_Dataset records_
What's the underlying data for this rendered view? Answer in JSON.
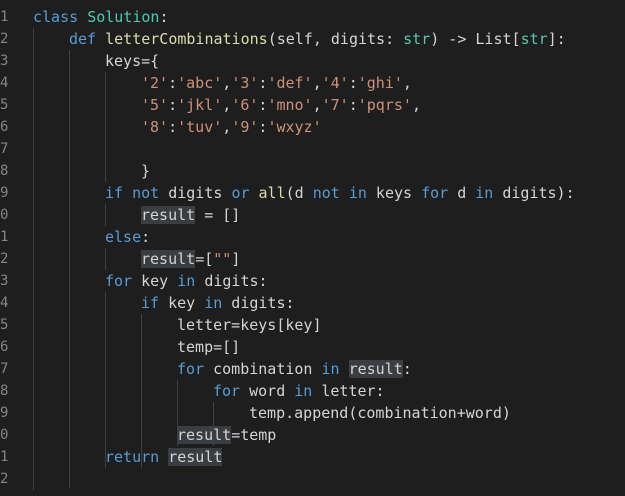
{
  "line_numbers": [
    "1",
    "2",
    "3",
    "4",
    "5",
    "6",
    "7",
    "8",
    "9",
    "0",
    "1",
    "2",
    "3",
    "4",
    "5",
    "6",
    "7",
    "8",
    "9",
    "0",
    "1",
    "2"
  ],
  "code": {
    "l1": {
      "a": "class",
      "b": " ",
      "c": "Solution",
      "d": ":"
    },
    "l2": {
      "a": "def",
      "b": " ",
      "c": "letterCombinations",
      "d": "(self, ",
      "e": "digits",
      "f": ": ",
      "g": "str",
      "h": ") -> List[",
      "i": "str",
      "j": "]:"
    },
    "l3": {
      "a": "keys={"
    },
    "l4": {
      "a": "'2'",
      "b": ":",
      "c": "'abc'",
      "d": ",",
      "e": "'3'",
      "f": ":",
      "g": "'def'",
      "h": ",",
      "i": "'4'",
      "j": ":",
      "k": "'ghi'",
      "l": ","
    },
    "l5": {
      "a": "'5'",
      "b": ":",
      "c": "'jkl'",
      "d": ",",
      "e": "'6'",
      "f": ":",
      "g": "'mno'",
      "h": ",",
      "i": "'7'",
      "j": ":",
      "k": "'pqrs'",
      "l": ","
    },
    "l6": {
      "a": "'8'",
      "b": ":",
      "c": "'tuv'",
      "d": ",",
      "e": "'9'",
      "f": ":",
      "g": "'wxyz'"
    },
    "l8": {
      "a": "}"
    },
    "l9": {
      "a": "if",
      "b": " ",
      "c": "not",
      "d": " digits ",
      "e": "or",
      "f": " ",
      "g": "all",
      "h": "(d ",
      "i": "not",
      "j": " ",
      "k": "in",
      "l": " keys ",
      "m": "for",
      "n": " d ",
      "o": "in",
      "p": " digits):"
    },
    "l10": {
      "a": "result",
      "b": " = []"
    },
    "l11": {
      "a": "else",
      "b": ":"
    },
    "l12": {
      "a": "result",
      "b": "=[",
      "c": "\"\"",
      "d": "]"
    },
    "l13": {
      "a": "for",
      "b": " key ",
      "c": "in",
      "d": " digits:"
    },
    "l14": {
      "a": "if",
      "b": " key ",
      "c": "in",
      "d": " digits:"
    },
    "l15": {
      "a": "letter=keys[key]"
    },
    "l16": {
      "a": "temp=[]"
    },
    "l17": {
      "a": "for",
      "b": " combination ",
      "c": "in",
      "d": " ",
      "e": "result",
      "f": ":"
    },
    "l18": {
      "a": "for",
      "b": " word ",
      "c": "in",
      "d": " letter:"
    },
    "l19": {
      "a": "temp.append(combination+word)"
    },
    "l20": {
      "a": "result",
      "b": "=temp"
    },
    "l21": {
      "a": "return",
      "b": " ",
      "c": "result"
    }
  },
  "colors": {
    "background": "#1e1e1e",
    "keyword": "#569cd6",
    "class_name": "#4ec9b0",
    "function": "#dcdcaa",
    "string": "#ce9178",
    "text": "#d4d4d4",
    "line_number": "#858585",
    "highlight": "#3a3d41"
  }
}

==

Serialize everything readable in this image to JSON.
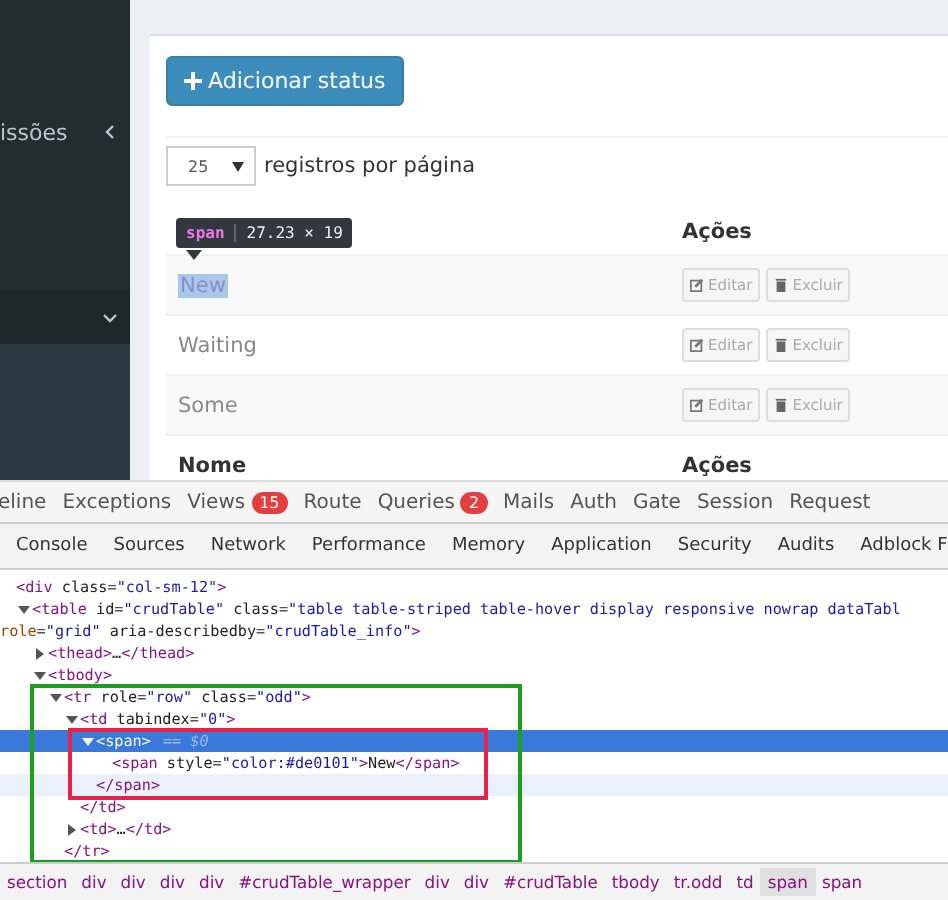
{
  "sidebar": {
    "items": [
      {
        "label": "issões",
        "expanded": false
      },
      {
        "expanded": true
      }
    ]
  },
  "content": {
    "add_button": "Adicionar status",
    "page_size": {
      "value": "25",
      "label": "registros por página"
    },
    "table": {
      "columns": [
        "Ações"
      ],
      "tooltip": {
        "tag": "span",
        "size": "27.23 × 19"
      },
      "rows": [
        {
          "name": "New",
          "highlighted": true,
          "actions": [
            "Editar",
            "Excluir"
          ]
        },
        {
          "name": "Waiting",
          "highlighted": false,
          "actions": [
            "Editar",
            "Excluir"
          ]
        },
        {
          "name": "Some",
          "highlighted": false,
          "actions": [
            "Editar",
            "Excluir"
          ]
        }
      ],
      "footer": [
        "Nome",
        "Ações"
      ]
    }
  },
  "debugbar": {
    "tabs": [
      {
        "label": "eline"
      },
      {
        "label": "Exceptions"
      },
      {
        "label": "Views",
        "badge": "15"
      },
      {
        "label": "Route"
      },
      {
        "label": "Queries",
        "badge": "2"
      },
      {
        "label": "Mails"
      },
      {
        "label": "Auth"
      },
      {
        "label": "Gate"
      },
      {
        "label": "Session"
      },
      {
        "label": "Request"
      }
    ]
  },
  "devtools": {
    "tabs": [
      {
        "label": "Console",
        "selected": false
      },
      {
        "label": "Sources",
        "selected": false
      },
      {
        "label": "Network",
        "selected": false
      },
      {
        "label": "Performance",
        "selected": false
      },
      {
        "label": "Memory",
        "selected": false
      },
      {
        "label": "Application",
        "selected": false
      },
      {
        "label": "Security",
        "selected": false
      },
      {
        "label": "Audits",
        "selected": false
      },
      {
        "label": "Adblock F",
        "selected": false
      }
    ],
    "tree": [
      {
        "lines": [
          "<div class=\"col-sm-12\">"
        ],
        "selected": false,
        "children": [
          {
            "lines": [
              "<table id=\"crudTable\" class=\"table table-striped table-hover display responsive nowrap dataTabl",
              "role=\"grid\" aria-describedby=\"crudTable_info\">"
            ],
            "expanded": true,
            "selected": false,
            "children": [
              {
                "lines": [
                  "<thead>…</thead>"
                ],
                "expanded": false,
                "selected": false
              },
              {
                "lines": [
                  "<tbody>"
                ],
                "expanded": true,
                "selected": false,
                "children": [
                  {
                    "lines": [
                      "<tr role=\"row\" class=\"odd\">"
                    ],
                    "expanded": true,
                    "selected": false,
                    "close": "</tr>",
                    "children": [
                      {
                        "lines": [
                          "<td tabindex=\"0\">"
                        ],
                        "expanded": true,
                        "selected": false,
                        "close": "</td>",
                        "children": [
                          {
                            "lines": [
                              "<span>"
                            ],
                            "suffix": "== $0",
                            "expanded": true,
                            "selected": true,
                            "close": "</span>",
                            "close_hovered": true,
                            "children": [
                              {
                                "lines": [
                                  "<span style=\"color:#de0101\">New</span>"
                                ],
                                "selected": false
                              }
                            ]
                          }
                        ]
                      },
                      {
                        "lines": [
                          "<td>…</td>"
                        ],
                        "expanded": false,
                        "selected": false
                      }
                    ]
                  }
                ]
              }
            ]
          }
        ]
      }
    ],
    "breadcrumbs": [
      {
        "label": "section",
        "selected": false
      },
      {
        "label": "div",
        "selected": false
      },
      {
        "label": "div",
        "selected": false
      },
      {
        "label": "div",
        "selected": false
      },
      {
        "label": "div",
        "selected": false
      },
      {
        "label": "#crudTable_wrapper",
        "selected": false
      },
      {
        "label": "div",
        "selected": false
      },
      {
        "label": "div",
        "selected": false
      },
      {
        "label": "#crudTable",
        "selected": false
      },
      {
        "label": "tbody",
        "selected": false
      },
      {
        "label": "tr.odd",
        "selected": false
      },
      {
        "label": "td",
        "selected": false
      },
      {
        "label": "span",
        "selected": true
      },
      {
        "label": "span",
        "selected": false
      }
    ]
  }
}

_Challenge_
Go through the data above and find the lines with the word "children". Copy each of those lines.

_Exercise answer_
        "children": [
            "children": [
                "children": [
                    "children": [
                        "children": [
                            "children": [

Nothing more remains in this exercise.